▸ Exercise:
Transcribe each entry exactly, without pictures.

▸ Exercise data:
==*==

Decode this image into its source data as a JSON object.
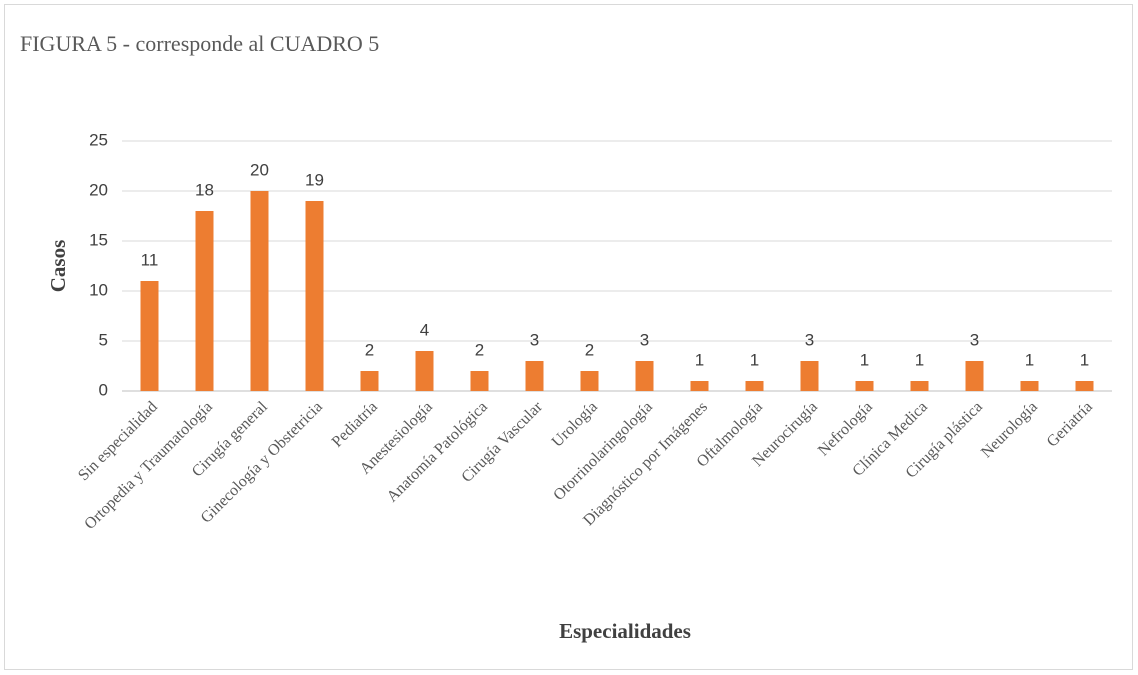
{
  "chart_data": {
    "type": "bar",
    "title": "FIGURA 5 - corresponde al CUADRO 5",
    "x_label": "Especialidades",
    "y_label": "Casos",
    "categories": [
      "Sin especialidad",
      "Ortopedia y Traumatología",
      "Cirugía general",
      "Ginecología y Obstetricia",
      "Pediatría",
      "Anestesiología",
      "Anatomía Patológica",
      "Cirugía Vascular",
      "Urología",
      "Otorrinolaringología",
      "Diagnóstico por Imágenes",
      "Oftalmología",
      "Neurocirugía",
      "Nefrología",
      "Clínica Medica",
      "Cirugía plástica",
      "Neurología",
      "Geriatría"
    ],
    "values": [
      11,
      18,
      20,
      19,
      2,
      4,
      2,
      3,
      2,
      3,
      1,
      1,
      3,
      1,
      1,
      3,
      1,
      1
    ],
    "color": "#ed7d31",
    "ylim": [
      0,
      25
    ],
    "yticks": [
      0,
      5,
      10,
      15,
      20,
      25
    ],
    "grid": true
  }
}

==*==

▸ Answer to this problem:
Decode this image into its source data as a JSON object.
{
  "chart_data": {
    "type": "bar",
    "title": "FIGURA 5 - corresponde al CUADRO 5",
    "x_label": "Especialidades",
    "y_label": "Casos",
    "categories": [
      "Sin especialidad",
      "Ortopedia y Traumatología",
      "Cirugía general",
      "Ginecología y Obstetricia",
      "Pediatría",
      "Anestesiología",
      "Anatomía Patológica",
      "Cirugía Vascular",
      "Urología",
      "Otorrinolaringología",
      "Diagnóstico por Imágenes",
      "Oftalmología",
      "Neurocirugía",
      "Nefrología",
      "Clínica Medica",
      "Cirugía plástica",
      "Neurología",
      "Geriatría"
    ],
    "values": [
      11,
      18,
      20,
      19,
      2,
      4,
      2,
      3,
      2,
      3,
      1,
      1,
      3,
      1,
      1,
      3,
      1,
      1
    ],
    "color": "#ed7d31",
    "ylim": [
      0,
      25
    ],
    "yticks": [
      0,
      5,
      10,
      15,
      20,
      25
    ],
    "grid": true
  }
}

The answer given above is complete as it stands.